Excerpts from a figure dataset:
----
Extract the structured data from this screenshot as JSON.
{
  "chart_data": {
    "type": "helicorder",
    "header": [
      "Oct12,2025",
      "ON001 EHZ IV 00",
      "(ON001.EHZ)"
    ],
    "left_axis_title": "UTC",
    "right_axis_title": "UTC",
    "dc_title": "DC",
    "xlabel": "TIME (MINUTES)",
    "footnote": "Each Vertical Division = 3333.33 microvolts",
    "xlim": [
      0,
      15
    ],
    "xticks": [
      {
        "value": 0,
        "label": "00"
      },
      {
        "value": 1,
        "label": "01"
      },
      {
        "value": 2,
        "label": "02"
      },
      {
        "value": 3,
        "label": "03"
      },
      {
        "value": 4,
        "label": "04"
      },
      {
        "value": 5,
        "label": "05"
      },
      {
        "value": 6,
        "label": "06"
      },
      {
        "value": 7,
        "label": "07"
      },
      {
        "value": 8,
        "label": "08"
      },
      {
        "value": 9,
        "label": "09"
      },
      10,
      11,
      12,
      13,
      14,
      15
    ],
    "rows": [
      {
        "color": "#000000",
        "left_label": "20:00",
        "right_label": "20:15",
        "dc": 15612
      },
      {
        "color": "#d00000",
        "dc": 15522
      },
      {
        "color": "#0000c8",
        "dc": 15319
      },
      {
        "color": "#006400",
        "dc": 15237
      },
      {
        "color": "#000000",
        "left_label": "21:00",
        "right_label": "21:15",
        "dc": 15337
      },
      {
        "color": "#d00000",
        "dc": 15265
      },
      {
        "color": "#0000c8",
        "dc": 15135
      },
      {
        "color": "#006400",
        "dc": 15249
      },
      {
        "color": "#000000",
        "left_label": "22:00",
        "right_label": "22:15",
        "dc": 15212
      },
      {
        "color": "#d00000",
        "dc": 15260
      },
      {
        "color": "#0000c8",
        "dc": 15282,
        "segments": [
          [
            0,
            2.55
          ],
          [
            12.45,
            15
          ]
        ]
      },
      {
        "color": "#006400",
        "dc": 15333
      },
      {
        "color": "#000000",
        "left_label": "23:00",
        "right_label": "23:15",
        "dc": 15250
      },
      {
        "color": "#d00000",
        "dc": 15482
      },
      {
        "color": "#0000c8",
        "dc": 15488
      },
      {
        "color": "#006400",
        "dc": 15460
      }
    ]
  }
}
----
### TASK DESCRIPTION
Extract all of the data shown above and repeat it verbatim.

### RESULT FOR THIS TASK
Extract the structured data from this screenshot as JSON.
{
  "chart_data": {
    "type": "helicorder",
    "header": [
      "Oct12,2025",
      "ON001 EHZ IV 00",
      "(ON001.EHZ)"
    ],
    "left_axis_title": "UTC",
    "right_axis_title": "UTC",
    "dc_title": "DC",
    "xlabel": "TIME (MINUTES)",
    "footnote": "Each Vertical Division = 3333.33 microvolts",
    "xlim": [
      0,
      15
    ],
    "xticks": [
      {
        "value": 0,
        "label": "00"
      },
      {
        "value": 1,
        "label": "01"
      },
      {
        "value": 2,
        "label": "02"
      },
      {
        "value": 3,
        "label": "03"
      },
      {
        "value": 4,
        "label": "04"
      },
      {
        "value": 5,
        "label": "05"
      },
      {
        "value": 6,
        "label": "06"
      },
      {
        "value": 7,
        "label": "07"
      },
      {
        "value": 8,
        "label": "08"
      },
      {
        "value": 9,
        "label": "09"
      },
      10,
      11,
      12,
      13,
      14,
      15
    ],
    "rows": [
      {
        "color": "#000000",
        "left_label": "20:00",
        "right_label": "20:15",
        "dc": 15612
      },
      {
        "color": "#d00000",
        "dc": 15522
      },
      {
        "color": "#0000c8",
        "dc": 15319
      },
      {
        "color": "#006400",
        "dc": 15237
      },
      {
        "color": "#000000",
        "left_label": "21:00",
        "right_label": "21:15",
        "dc": 15337
      },
      {
        "color": "#d00000",
        "dc": 15265
      },
      {
        "color": "#0000c8",
        "dc": 15135
      },
      {
        "color": "#006400",
        "dc": 15249
      },
      {
        "color": "#000000",
        "left_label": "22:00",
        "right_label": "22:15",
        "dc": 15212
      },
      {
        "color": "#d00000",
        "dc": 15260
      },
      {
        "color": "#0000c8",
        "dc": 15282,
        "segments": [
          [
            0,
            2.55
          ],
          [
            12.45,
            15
          ]
        ]
      },
      {
        "color": "#006400",
        "dc": 15333
      },
      {
        "color": "#000000",
        "left_label": "23:00",
        "right_label": "23:15",
        "dc": 15250
      },
      {
        "color": "#d00000",
        "dc": 15482
      },
      {
        "color": "#0000c8",
        "dc": 15488
      },
      {
        "color": "#006400",
        "dc": 15460
      }
    ]
  }
}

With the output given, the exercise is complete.